::: EXCERPTED PASSAGE :::
So after another listen, I can give some more critical analysis (wow, I’ve got a high opinion of myself) on the rest of the songs, and the album as a whole. It’s lively and yet it feels a little depressing in a way that reminds me a lot of the Manic Street Preachers; TV Pro is a good example of this. The remainder of the album is upbeat yet peaceful before perking back up with Fuck the World to close. This is (perhaps unsurprisingly) more raucous, although it feels more ironic than seriously angry and finishes off the record on a pleasing note.
Overall, I thought that this was a very good album, and I feel inspired to investigate some more of the band’s work (one album prior, three since). I’m a sucker for a song I recognise from a movie, the TV or the radio, and I sense that I won’t come across too many of those. But I can certainly see the Vines becoming a solid addition to my library and, when I reach that stage somewhere on the other side of the horizon, my ultimate alternative/indie-rock playlist.
My rating: 7.5/10
Example song: For Those About to Rock (We Salute You)
This may seem an odd album to open a blog on, but bear with me.
::: EXTRACTED ENTRIES :::
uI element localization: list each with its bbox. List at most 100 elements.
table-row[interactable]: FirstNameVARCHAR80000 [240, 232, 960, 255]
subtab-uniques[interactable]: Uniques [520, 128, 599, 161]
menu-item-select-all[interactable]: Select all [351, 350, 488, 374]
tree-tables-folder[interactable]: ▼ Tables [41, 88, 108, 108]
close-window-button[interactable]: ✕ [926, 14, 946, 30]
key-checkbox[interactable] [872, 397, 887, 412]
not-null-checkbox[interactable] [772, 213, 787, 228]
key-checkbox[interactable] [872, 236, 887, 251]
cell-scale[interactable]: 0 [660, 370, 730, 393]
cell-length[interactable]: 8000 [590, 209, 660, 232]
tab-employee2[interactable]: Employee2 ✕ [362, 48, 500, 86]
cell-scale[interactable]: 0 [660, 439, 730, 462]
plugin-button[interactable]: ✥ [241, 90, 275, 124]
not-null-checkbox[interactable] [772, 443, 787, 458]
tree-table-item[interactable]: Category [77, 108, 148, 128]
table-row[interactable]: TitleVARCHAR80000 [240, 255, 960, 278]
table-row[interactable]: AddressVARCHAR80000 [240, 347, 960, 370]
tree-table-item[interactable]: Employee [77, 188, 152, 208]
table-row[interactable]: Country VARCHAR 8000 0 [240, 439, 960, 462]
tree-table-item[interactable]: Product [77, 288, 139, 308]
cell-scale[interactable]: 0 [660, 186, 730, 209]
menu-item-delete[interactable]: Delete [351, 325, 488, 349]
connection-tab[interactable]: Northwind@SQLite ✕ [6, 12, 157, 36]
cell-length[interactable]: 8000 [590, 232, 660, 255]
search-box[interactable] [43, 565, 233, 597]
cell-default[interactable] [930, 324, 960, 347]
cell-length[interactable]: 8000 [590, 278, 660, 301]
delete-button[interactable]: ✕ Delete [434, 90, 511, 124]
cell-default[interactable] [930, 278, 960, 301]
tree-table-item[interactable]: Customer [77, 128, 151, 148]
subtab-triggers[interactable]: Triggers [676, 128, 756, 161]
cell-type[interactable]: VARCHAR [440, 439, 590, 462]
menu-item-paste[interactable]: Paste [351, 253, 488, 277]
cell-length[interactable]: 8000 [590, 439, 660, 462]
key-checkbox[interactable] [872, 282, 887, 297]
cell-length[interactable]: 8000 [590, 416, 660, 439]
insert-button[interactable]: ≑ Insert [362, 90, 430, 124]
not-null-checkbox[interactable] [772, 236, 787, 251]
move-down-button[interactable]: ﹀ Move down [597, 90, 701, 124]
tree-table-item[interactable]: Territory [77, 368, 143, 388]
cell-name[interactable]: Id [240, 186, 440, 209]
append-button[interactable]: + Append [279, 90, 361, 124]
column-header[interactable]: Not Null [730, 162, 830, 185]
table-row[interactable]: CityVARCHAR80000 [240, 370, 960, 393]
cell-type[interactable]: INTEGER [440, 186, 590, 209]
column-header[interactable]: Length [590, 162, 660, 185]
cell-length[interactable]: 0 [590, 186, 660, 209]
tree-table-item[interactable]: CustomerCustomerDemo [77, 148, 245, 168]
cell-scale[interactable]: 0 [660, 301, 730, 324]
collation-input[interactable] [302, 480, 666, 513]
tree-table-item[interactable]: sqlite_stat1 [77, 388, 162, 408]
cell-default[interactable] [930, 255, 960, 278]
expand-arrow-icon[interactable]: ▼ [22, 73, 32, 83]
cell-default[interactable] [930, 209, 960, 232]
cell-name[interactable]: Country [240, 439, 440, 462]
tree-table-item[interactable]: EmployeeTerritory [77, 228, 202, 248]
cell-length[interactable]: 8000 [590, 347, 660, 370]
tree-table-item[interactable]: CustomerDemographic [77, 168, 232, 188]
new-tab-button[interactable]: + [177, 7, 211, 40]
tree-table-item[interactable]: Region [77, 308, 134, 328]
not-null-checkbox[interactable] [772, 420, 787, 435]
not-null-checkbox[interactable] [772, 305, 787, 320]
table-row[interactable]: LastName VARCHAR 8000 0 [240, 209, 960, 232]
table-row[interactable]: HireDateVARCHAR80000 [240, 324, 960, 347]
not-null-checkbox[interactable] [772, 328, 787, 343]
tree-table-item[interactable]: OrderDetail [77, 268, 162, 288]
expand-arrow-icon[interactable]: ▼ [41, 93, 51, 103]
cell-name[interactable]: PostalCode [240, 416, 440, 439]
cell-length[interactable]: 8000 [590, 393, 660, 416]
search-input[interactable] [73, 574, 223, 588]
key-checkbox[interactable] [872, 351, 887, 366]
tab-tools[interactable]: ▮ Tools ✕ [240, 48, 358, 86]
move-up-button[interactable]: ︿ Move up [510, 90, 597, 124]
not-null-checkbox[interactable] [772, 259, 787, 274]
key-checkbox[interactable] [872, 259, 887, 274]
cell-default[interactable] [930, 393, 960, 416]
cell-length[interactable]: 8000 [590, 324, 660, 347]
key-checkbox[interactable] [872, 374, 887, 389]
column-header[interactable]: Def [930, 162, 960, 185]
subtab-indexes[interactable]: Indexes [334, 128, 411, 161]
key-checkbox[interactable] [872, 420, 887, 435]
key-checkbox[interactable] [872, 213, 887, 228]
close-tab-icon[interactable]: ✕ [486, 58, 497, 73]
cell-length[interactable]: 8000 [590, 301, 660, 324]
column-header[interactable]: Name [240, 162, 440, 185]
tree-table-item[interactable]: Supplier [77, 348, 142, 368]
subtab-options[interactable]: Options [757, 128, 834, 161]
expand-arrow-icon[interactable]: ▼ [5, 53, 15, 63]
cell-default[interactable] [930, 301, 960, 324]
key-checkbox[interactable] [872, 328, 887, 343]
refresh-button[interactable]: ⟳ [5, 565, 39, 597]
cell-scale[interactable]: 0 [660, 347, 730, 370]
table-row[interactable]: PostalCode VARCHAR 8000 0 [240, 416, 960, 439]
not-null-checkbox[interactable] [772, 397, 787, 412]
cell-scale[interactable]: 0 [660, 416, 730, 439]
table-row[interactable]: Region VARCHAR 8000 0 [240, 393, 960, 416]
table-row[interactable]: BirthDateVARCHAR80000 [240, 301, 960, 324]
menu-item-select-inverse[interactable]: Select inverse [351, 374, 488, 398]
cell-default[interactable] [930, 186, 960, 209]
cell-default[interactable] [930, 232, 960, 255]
:::
According to the album review, which band does the album's lively yet slightly depressing feel remind the writer of? Answer using only the album review, not the entries.

The Manic Street Preachers.